[Extracted records]
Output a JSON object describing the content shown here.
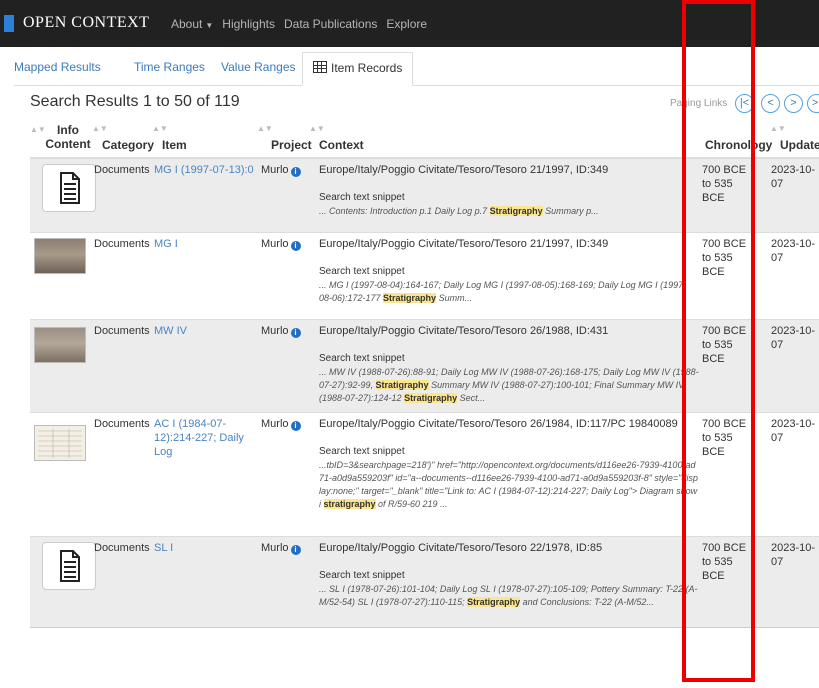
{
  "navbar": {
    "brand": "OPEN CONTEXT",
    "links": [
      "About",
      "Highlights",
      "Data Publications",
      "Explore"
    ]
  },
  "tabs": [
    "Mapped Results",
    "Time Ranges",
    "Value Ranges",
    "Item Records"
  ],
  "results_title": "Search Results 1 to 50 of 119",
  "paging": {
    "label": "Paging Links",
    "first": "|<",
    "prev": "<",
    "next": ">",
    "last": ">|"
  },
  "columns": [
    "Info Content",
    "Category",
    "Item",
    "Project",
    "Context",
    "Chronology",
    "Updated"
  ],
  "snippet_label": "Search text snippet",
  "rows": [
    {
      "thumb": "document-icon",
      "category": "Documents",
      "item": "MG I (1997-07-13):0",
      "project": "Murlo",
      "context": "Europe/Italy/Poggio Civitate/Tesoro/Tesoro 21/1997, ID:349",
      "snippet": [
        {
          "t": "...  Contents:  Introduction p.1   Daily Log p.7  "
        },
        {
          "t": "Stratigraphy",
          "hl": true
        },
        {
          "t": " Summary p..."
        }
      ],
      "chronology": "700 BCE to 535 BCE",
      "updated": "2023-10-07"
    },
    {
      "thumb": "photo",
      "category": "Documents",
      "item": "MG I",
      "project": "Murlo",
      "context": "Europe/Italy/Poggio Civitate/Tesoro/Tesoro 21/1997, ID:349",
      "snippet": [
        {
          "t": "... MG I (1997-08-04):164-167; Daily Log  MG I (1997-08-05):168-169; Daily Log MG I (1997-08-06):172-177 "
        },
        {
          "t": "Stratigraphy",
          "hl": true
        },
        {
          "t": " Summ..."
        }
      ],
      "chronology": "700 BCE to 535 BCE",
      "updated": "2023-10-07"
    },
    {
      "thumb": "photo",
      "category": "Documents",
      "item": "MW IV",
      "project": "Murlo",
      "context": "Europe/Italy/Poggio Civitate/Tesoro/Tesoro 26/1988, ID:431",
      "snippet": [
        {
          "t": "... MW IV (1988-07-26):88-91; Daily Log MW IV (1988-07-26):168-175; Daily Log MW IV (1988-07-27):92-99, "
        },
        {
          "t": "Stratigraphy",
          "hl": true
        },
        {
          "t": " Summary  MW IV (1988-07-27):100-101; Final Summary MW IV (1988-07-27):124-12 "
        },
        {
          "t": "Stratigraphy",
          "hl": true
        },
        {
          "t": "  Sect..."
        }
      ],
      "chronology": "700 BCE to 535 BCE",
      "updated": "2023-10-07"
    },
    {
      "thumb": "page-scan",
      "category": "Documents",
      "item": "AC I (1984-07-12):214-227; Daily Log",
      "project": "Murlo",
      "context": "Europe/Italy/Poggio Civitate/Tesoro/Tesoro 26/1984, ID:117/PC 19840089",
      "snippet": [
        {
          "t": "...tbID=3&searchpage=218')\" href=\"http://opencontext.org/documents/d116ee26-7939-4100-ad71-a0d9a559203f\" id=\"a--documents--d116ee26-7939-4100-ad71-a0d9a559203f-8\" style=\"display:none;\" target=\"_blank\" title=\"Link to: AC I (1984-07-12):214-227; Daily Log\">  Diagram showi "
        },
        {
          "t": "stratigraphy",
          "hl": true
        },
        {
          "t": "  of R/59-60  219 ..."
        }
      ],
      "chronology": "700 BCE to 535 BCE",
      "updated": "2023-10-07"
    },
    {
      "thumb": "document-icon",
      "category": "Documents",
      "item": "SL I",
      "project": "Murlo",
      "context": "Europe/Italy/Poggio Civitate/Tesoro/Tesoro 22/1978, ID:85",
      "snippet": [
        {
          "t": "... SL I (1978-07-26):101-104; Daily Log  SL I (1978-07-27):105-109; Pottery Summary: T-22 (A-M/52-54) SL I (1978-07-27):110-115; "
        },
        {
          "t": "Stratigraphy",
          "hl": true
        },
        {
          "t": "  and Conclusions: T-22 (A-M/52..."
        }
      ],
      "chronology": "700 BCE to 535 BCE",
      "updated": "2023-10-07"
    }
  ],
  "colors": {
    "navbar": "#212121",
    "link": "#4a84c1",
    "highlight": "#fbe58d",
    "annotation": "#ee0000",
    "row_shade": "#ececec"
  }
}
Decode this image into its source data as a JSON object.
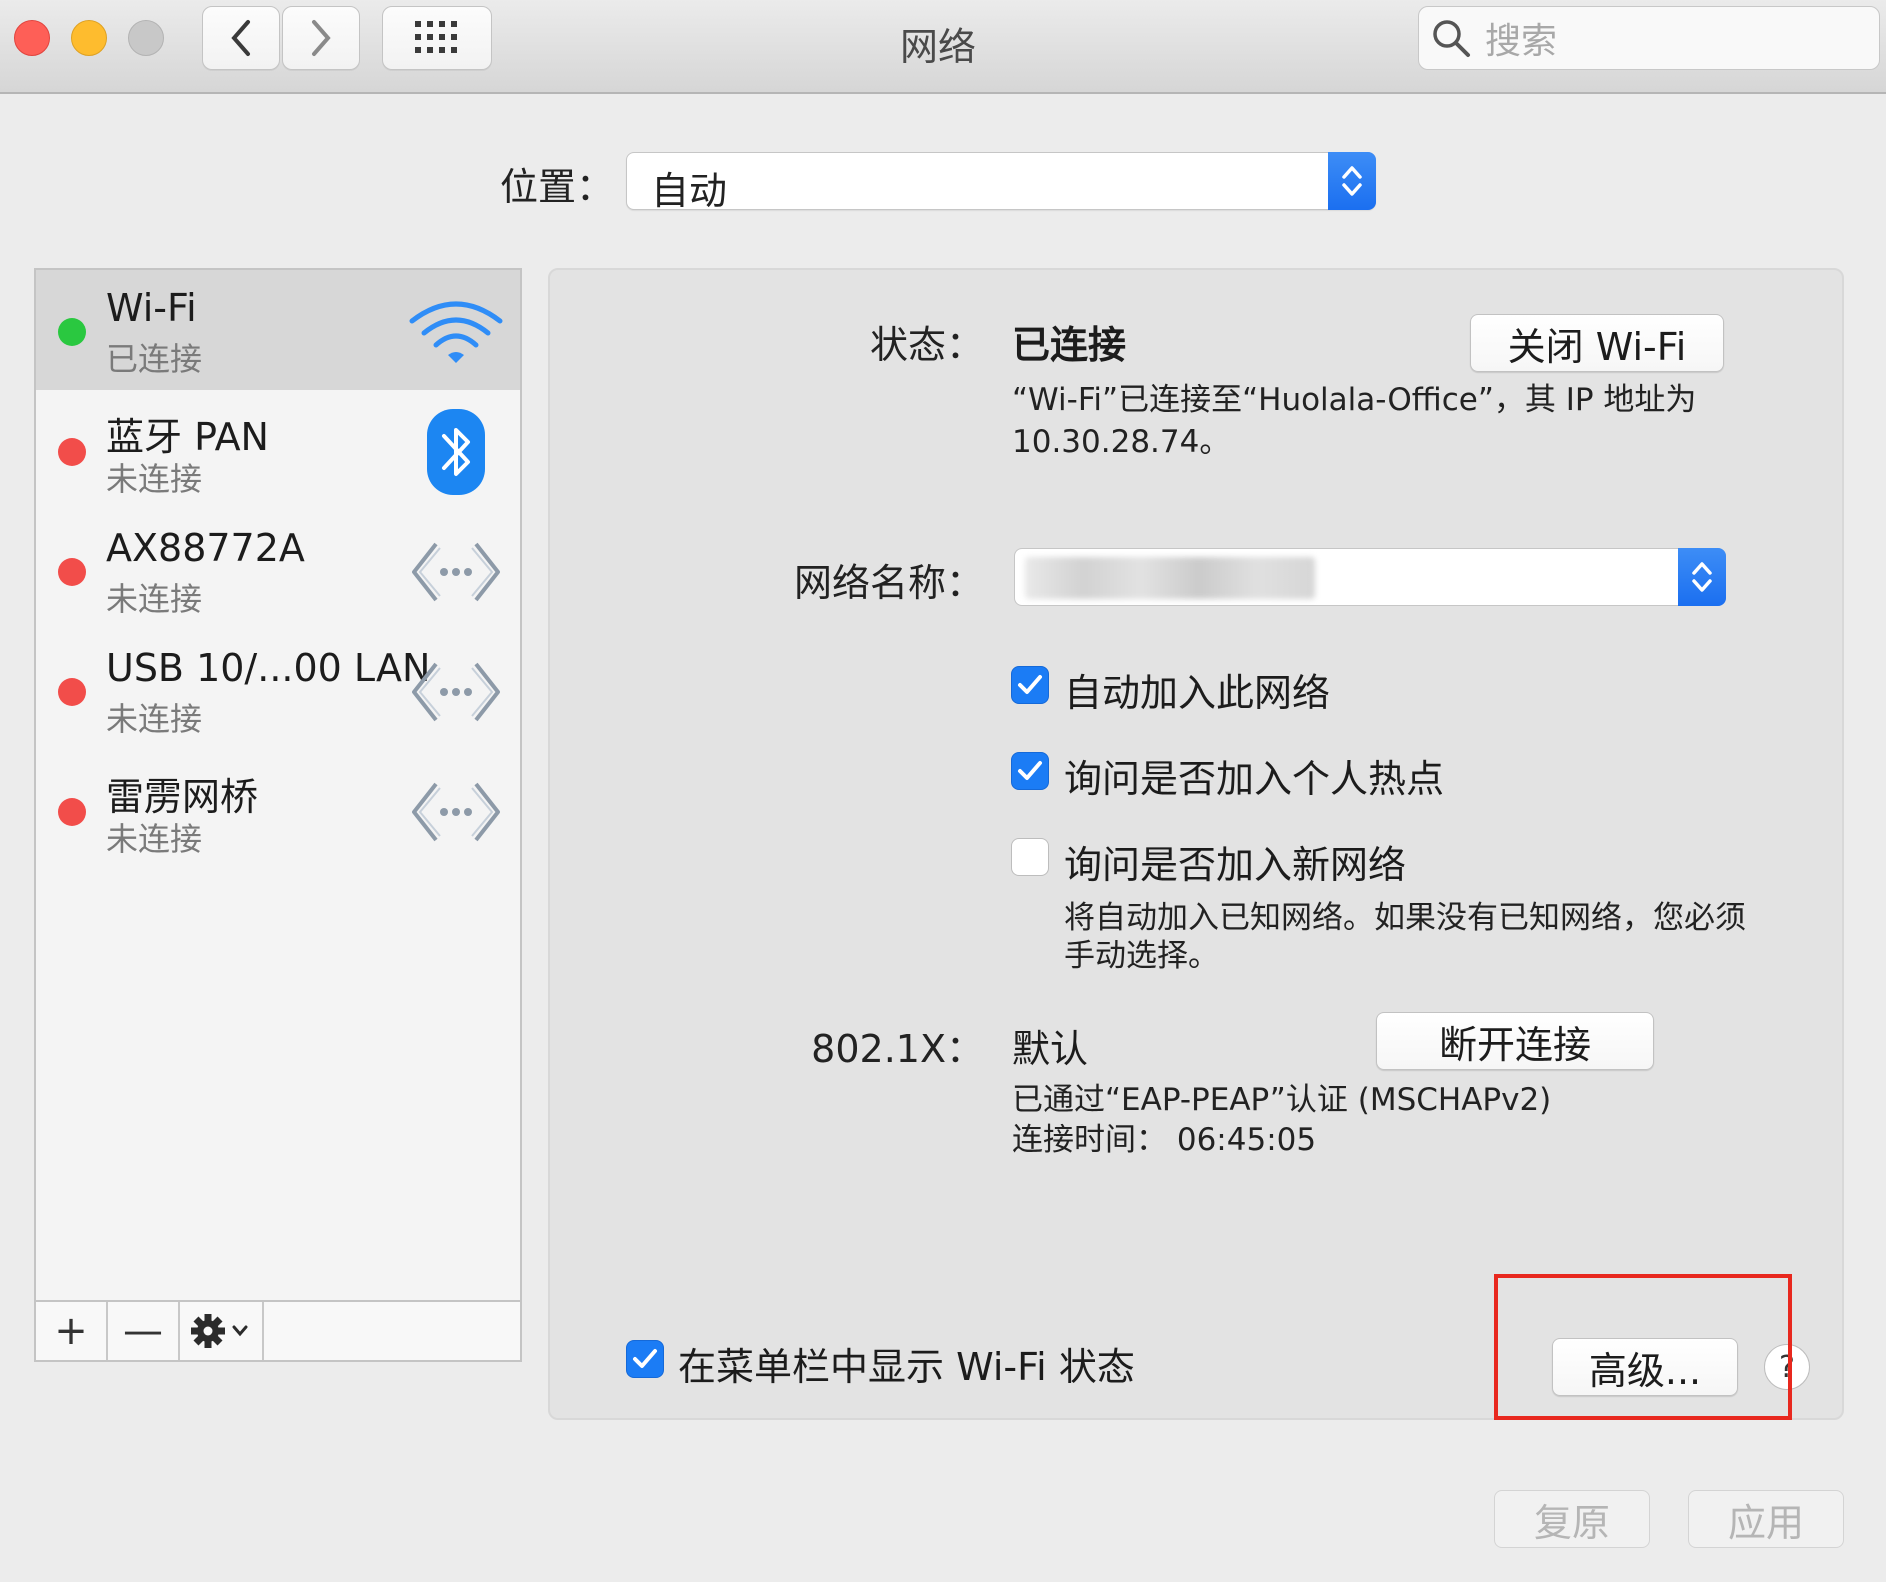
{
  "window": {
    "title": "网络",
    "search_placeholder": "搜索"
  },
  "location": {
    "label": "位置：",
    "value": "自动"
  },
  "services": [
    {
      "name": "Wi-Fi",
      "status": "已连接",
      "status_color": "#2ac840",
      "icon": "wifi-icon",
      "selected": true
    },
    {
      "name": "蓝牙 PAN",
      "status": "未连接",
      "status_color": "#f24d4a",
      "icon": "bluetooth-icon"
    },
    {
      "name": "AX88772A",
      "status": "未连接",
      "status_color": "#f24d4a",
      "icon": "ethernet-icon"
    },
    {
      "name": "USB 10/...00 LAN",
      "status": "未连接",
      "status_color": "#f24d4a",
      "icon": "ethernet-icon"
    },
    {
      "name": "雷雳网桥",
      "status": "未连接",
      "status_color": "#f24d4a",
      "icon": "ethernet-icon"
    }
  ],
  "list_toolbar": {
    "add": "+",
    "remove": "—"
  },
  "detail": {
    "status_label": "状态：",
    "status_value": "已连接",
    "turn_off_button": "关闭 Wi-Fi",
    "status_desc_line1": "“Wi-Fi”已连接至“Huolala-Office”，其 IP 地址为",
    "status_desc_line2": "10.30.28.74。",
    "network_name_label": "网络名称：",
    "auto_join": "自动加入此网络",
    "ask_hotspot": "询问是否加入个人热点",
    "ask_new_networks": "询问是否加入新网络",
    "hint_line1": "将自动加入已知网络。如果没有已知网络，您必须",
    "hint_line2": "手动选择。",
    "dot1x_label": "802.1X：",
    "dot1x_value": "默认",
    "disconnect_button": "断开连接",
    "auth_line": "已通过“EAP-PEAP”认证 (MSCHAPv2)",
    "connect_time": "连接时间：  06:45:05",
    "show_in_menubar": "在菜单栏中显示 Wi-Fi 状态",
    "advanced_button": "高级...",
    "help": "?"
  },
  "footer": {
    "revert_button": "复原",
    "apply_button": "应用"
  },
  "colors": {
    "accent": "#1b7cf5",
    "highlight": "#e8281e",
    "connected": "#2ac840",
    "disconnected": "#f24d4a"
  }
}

...

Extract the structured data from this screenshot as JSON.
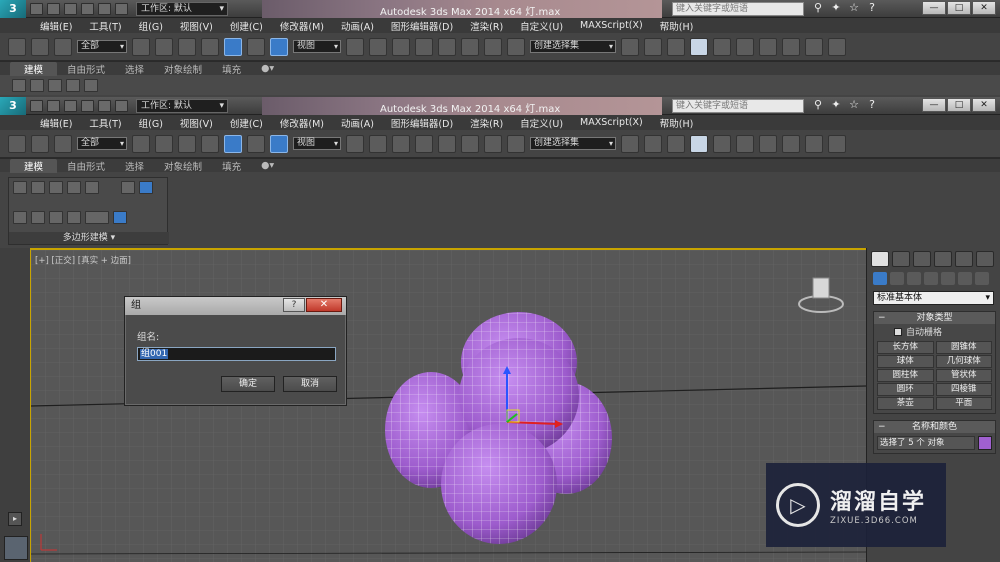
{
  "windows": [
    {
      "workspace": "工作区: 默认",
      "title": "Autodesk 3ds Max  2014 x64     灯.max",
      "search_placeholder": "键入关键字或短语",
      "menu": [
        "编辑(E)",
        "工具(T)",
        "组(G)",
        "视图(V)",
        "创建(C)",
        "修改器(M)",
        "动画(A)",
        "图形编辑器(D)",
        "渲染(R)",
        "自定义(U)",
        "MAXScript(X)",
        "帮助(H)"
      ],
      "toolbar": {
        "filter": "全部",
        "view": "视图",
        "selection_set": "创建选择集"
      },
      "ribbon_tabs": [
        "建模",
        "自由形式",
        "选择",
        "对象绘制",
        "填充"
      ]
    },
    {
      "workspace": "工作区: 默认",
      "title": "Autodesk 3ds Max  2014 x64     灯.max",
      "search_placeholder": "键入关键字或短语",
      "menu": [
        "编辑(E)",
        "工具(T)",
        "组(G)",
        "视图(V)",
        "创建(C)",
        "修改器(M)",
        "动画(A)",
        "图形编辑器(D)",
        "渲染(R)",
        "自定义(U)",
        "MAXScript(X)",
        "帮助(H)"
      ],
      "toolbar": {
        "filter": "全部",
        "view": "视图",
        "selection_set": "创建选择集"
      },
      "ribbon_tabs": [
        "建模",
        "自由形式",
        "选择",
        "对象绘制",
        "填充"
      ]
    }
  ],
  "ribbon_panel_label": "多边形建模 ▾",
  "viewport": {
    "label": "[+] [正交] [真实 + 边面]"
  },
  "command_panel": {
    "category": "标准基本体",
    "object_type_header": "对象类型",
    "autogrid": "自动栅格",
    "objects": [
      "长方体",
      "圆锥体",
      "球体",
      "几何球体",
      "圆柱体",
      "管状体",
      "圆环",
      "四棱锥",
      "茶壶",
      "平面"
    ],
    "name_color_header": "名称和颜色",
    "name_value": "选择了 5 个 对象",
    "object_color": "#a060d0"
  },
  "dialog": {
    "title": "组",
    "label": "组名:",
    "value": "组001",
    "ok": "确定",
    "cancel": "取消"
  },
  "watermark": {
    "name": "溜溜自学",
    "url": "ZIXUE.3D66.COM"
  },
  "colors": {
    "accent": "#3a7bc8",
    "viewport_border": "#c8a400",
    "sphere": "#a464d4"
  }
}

* * *

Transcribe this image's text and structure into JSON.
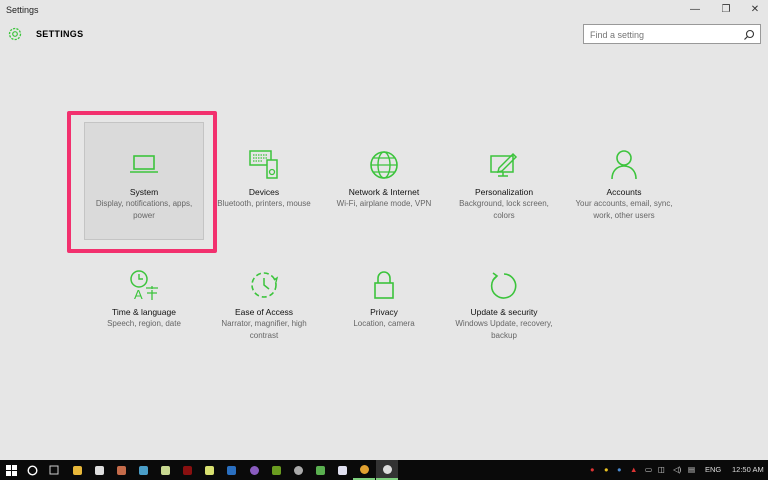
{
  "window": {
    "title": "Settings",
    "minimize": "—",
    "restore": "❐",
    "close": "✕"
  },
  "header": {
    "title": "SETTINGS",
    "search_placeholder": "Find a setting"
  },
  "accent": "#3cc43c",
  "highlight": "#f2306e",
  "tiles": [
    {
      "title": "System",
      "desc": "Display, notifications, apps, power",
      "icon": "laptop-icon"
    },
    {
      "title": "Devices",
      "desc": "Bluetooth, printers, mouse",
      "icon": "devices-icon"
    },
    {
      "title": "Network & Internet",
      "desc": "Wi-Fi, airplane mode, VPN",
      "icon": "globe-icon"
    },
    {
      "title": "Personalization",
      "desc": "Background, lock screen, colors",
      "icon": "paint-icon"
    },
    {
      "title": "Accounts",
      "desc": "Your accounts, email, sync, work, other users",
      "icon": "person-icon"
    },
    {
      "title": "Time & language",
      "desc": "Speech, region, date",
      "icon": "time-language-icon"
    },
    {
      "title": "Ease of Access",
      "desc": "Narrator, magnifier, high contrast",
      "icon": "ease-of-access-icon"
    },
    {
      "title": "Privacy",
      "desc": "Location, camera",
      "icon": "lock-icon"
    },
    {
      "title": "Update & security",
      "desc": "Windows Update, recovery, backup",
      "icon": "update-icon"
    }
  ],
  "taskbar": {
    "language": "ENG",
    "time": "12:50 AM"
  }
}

## DO THIS
From the material, report only how many lines include the word "JSON".

## SOLUTION FOR THIS EXERCISE
4